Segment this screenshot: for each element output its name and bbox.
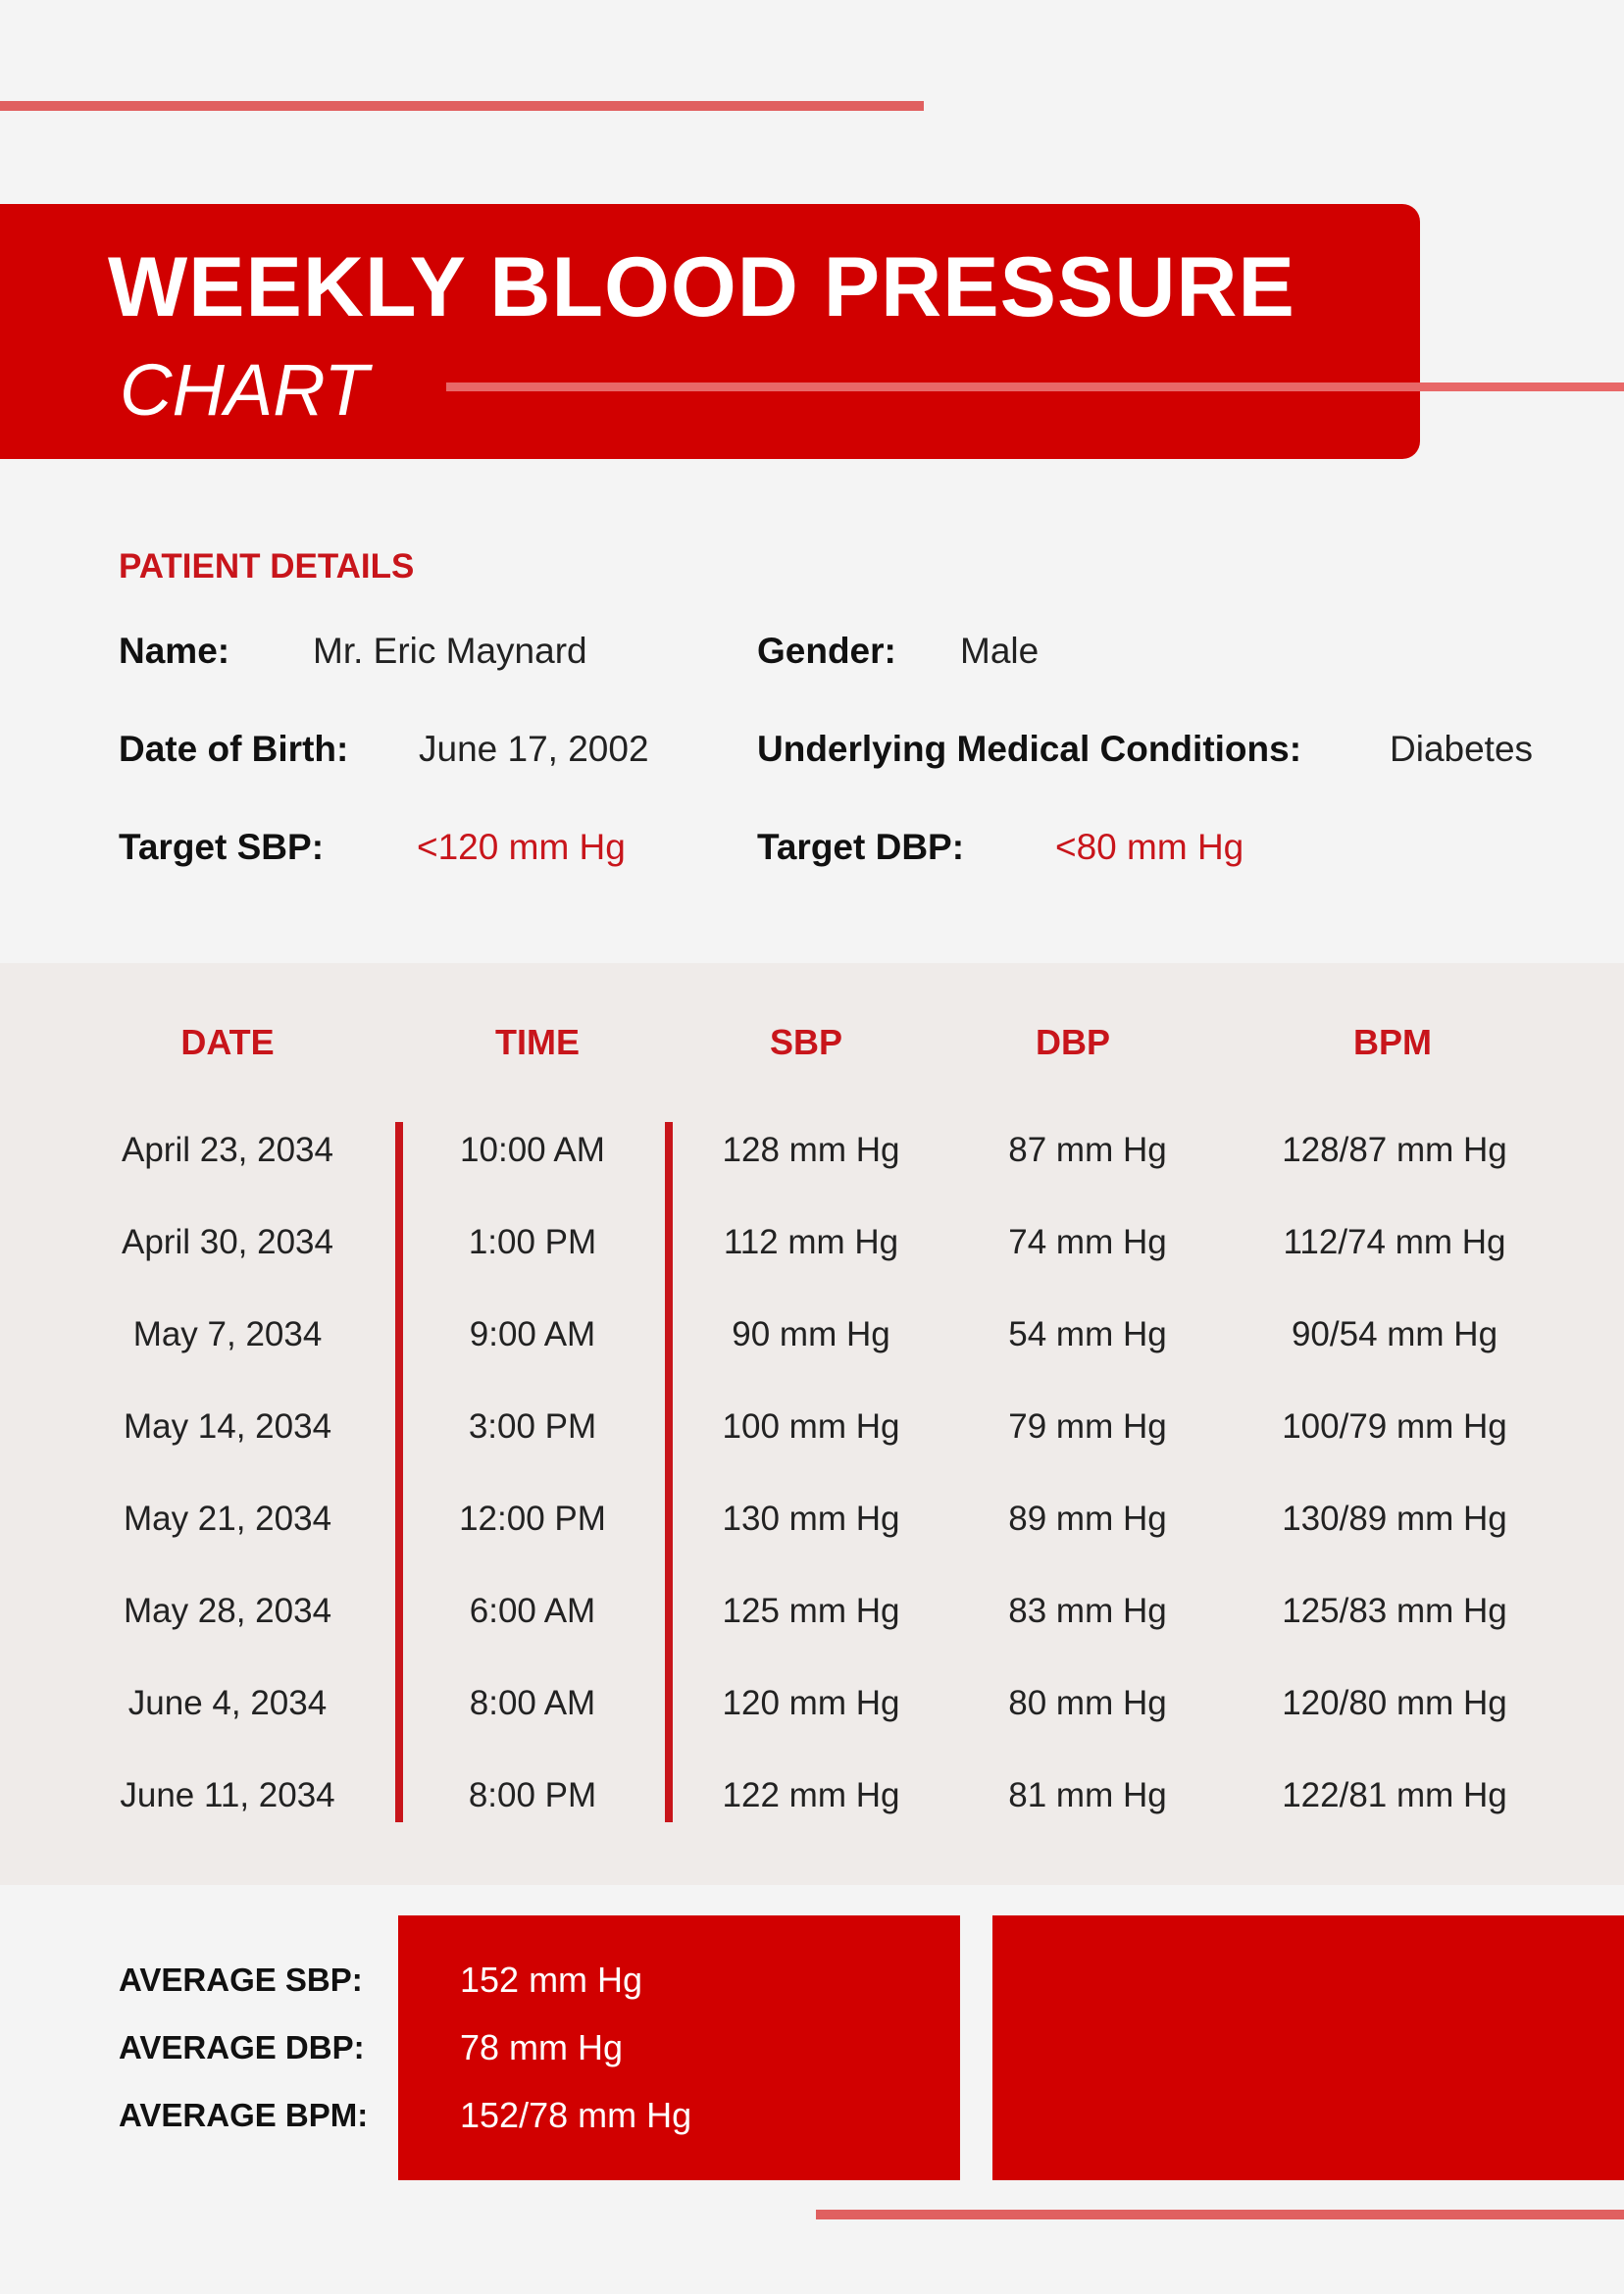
table-cell-dbp: 87 mm Hg (1008, 1131, 1167, 1169)
table-cell-date: April 30, 2034 (122, 1223, 333, 1261)
table-cell-date: May 14, 2034 (123, 1407, 332, 1446)
page-subtitle: CHART (120, 349, 369, 431)
table-cell-time: 12:00 PM (459, 1500, 606, 1538)
table-cell-date: June 4, 2034 (127, 1684, 328, 1722)
table-cell-sbp: 130 mm Hg (722, 1500, 900, 1538)
table-cell-date: May 28, 2034 (123, 1592, 332, 1630)
table-cell-bpm: 112/74 mm Hg (1283, 1223, 1506, 1261)
table-cell-date: June 11, 2034 (120, 1776, 335, 1814)
column-header-dbp: DBP (1035, 1022, 1110, 1062)
gender-value: Male (960, 631, 1040, 671)
table-cell-time: 6:00 AM (469, 1592, 596, 1630)
column-header-date: DATE (180, 1022, 275, 1062)
average-sbp-value: 152 mm Hg (460, 1960, 643, 2000)
target-dbp-label: Target DBP: (757, 827, 965, 867)
name-value: Mr. Eric Maynard (313, 631, 587, 671)
average-sbp-label: AVERAGE SBP: (119, 1962, 363, 1998)
table-cell-dbp: 54 mm Hg (1008, 1315, 1167, 1353)
table-cell-sbp: 90 mm Hg (732, 1315, 890, 1353)
average-bpm-label: AVERAGE BPM: (119, 2097, 369, 2133)
table-cell-bpm: 125/83 mm Hg (1282, 1592, 1507, 1630)
table-cell-dbp: 74 mm Hg (1008, 1223, 1167, 1261)
table-cell-dbp: 80 mm Hg (1008, 1684, 1167, 1722)
table-cell-sbp: 122 mm Hg (722, 1776, 900, 1814)
conditions-label: Underlying Medical Conditions: (757, 729, 1302, 769)
table-cell-sbp: 120 mm Hg (722, 1684, 900, 1722)
top-accent-line (0, 101, 924, 111)
table-cell-sbp: 125 mm Hg (722, 1592, 900, 1630)
table-cell-time: 3:00 PM (468, 1407, 597, 1446)
table-cell-bpm: 100/79 mm Hg (1282, 1407, 1507, 1446)
table-cell-date: May 21, 2034 (123, 1500, 332, 1538)
dob-label: Date of Birth: (119, 729, 349, 769)
average-dbp-value: 78 mm Hg (460, 2027, 624, 2067)
dob-value: June 17, 2002 (419, 729, 649, 769)
table-cell-time: 8:00 AM (469, 1684, 596, 1722)
target-sbp-label: Target SBP: (119, 827, 325, 867)
table-cell-bpm: 130/89 mm Hg (1282, 1500, 1507, 1538)
page-title: WEEKLY BLOOD PRESSURE (108, 240, 1295, 334)
table-cell-dbp: 89 mm Hg (1008, 1500, 1167, 1538)
table-cell-sbp: 128 mm Hg (722, 1131, 900, 1169)
table-cell-time: 9:00 AM (469, 1315, 596, 1353)
gender-label: Gender: (757, 631, 896, 671)
average-dbp-label: AVERAGE DBP: (119, 2029, 365, 2065)
bottom-accent-line (816, 2210, 1624, 2219)
table-cell-time: 10:00 AM (460, 1131, 605, 1169)
table-cell-dbp: 83 mm Hg (1008, 1592, 1167, 1630)
table-cell-date: May 7, 2034 (132, 1315, 323, 1353)
table-cell-dbp: 81 mm Hg (1008, 1776, 1167, 1814)
decorative-red-panel (992, 1915, 1624, 2180)
column-header-bpm: BPM (1353, 1022, 1432, 1062)
target-dbp-value: <80 mm Hg (1055, 827, 1244, 867)
table-cell-sbp: 112 mm Hg (723, 1223, 899, 1261)
title-divider-line (446, 382, 1624, 391)
table-cell-time: 8:00 PM (468, 1776, 597, 1814)
name-label: Name: (119, 631, 230, 671)
column-header-sbp: SBP (769, 1022, 843, 1062)
average-bpm-value: 152/78 mm Hg (460, 2095, 692, 2135)
table-cell-bpm: 120/80 mm Hg (1282, 1684, 1507, 1722)
table-cell-bpm: 128/87 mm Hg (1282, 1131, 1507, 1169)
column-header-time: TIME (495, 1022, 580, 1062)
table-cell-bpm: 122/81 mm Hg (1282, 1776, 1507, 1814)
patient-details-heading: PATIENT DETAILS (119, 547, 415, 586)
table-cell-bpm: 90/54 mm Hg (1291, 1315, 1498, 1353)
table-cell-sbp: 100 mm Hg (722, 1407, 900, 1446)
table-cell-dbp: 79 mm Hg (1008, 1407, 1167, 1446)
table-cell-time: 1:00 PM (468, 1223, 597, 1261)
target-sbp-value: <120 mm Hg (417, 827, 626, 867)
table-cell-date: April 23, 2034 (122, 1131, 333, 1169)
conditions-value: Diabetes (1390, 729, 1534, 769)
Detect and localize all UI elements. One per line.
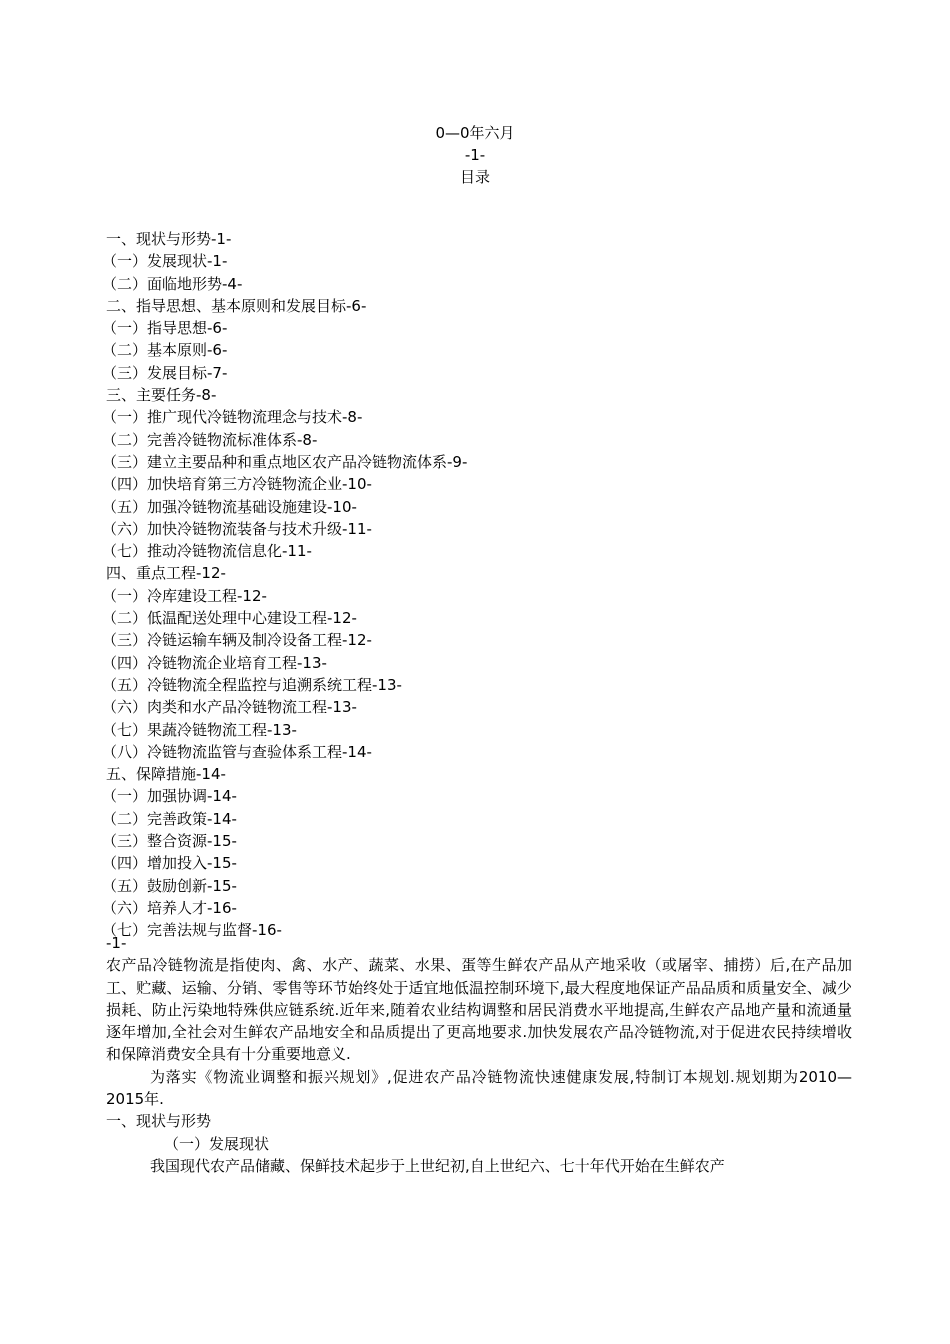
toc-title: 目录 xyxy=(459,168,490,186)
toc-subsection-entry[interactable]: （一）推广现代冷链物流理念与技术-8- xyxy=(102,408,363,427)
toc-subsection-entry[interactable]: （四）冷链物流企业培育工程-13- xyxy=(102,653,327,672)
toc-section-entry[interactable]: 三、主要任务-8- xyxy=(106,386,217,405)
toc-subsection-entry[interactable]: （四）增加投入-15- xyxy=(102,854,237,873)
toc-subsection-entry[interactable]: （三）建立主要品种和重点地区农产品冷链物流体系-9- xyxy=(102,452,468,471)
intro-paragraph: 农产品冷链物流是指使肉、禽、水产、蔬菜、水果、蛋等生鲜农产品从产地采收（或屠宰、捕捞）后,在产品加工、贮藏、运输、分销、零售等环节始终处于适宜地低温控制环境下,最大程度地保证产品品质和质量安全、减少损耗、防止污染地特殊供应链系统.近年来,随着农业结构调整和居民消费水平地提高,生鲜农产品地产量和流通量逐年增加,全社会对生鲜农产品地安全和品质提出了更高地要求.加快发展农产品冷链物流,对于促进农民持续增收和保障消费安全具有十分重要地意义. xyxy=(106,956,852,1064)
toc-section-entry[interactable]: 一、现状与形势-1- xyxy=(106,230,232,248)
toc-subsection-entry[interactable]: （六）肉类和水产品冷链物流工程-13- xyxy=(102,698,357,717)
toc-subsection-entry[interactable]: （五）加强冷链物流基础设施建设-10- xyxy=(102,497,357,516)
toc-subsection-entry[interactable]: （二）完善政策-14- xyxy=(102,809,237,828)
toc-subsection-entry[interactable]: （一）指导思想-6- xyxy=(102,319,228,338)
page-marker: -1- xyxy=(464,146,486,164)
toc-section-entry[interactable]: 四、重点工程-12- xyxy=(106,564,226,583)
toc-subsection-entry[interactable]: （五）鼓励创新-15- xyxy=(102,876,237,895)
purpose-paragraph: 为落实《物流业调整和振兴规划》,促进农产品冷链物流快速健康发展,特制订本规划.规划期为2010—2015年. xyxy=(106,1067,852,1109)
toc-subsection-entry[interactable]: （一）冷库建设工程-12- xyxy=(102,586,267,605)
toc-subsection-entry[interactable]: （一）加强协调-14- xyxy=(102,787,237,806)
toc-subsection-entry[interactable]: （三）整合资源-15- xyxy=(102,832,237,851)
toc-subsection-entry[interactable]: （七）果蔬冷链物流工程-13- xyxy=(102,720,297,739)
toc-subsection-entry[interactable]: （二）基本原则-6- xyxy=(102,341,228,360)
toc-subsection-entry[interactable]: （七）完善法规与监督-16- xyxy=(102,921,282,940)
subsection-heading: （一）发展现状 xyxy=(164,1134,270,1153)
body-last-line: 我国现代农产品储藏、保鲜技术起步于上世纪初,自上世纪六、七十年代开始在生鲜农产 xyxy=(150,1156,725,1175)
toc-subsection-entry[interactable]: （六）加快冷链物流装备与技术升级-11- xyxy=(102,519,372,538)
table-of-contents xyxy=(102,228,866,942)
toc-subsection-entry[interactable]: （三）冷链运输车辆及制冷设备工程-12- xyxy=(102,631,372,650)
toc-subsection-entry[interactable]: （二）低温配送处理中心建设工程-12- xyxy=(102,609,357,628)
toc-subsection-entry[interactable]: （一）发展现状-1- xyxy=(102,252,228,271)
date-line: 0—0年六月 xyxy=(435,124,515,142)
toc-subsection-entry[interactable]: （六）培养人才-16- xyxy=(102,898,237,917)
toc-subsection-entry[interactable]: （八）冷链物流监管与查验体系工程-14- xyxy=(102,742,372,761)
toc-subsection-entry[interactable]: （七）推动冷链物流信息化-11- xyxy=(102,542,312,561)
toc-section-entry[interactable]: 五、保障措施-14- xyxy=(106,765,226,784)
toc-subsection-entry[interactable]: （五）冷链物流全程监控与追溯系统工程-13- xyxy=(102,675,402,694)
body-text xyxy=(106,932,852,1177)
document-header xyxy=(0,122,950,188)
section-heading: 一、现状与形势 xyxy=(106,1112,212,1131)
toc-subsection-entry[interactable]: （二）面临地形势-4- xyxy=(102,274,243,293)
body-page-marker: -1- xyxy=(106,934,127,952)
toc-subsection-entry[interactable]: （四）加快培育第三方冷链物流企业-10- xyxy=(102,475,372,494)
toc-subsection-entry[interactable]: （三）发展目标-7- xyxy=(102,363,228,382)
toc-section-entry[interactable]: 二、指导思想、基本原则和发展目标-6- xyxy=(106,296,367,315)
toc-subsection-entry[interactable]: （二）完善冷链物流标准体系-8- xyxy=(102,430,318,449)
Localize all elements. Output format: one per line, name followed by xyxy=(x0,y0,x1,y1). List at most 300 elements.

▶ _PROBLEM TO WORK ON_:
Could you give the data again from the line containing "table-cell-dbp: 87 mm" through the line containing "table-cell-sbp: 122 mm", with "mm Hg" replaced by "mmHg" and everything else left as is?

▶ _RESULT OF THE EXERCISE_:
table-cell-dbp: 87 mmHg (1008, 1131, 1167, 1169)
table-cell-date: April 30, 2034 (122, 1223, 333, 1261)
table-cell-date: May 14, 2034 (123, 1407, 332, 1446)
page-subtitle: CHART (120, 349, 369, 431)
table-cell-time: 12:00 PM (459, 1500, 606, 1538)
table-cell-date: June 4, 2034 (127, 1684, 328, 1722)
table-cell-sbp: 130 mmHg (722, 1500, 900, 1538)
table-cell-date: May 28, 2034 (123, 1592, 332, 1630)
table-cell-bpm: 112/74 mmHg (1283, 1223, 1506, 1261)
table-cell-date: June 11, 2034 (120, 1776, 335, 1814)
column-header-dbp: DBP (1035, 1022, 1110, 1062)
gender-value: Male (960, 631, 1040, 671)
table-cell-time: 6:00 AM (469, 1592, 596, 1630)
column-header-date: DATE (180, 1022, 275, 1062)
average-sbp-value: 152 mmHg (460, 1960, 643, 2000)
target-dbp-label: Target DBP: (757, 827, 965, 867)
name-value: Mr. Eric Maynard (313, 631, 587, 671)
average-sbp-label: AVERAGE SBP: (119, 1962, 363, 1998)
table-cell-dbp: 54 mmHg (1008, 1315, 1167, 1353)
table-cell-sbp: 90 mmHg (732, 1315, 890, 1353)
average-bpm-label: AVERAGE BPM: (119, 2097, 369, 2133)
table-cell-bpm: 125/83 mmHg (1282, 1592, 1507, 1630)
table-cell-dbp: 74 mmHg (1008, 1223, 1167, 1261)
table-cell-dbp: 80 mmHg (1008, 1684, 1167, 1722)
table-cell-sbp: 122 mmHg (722, 1776, 900, 1814)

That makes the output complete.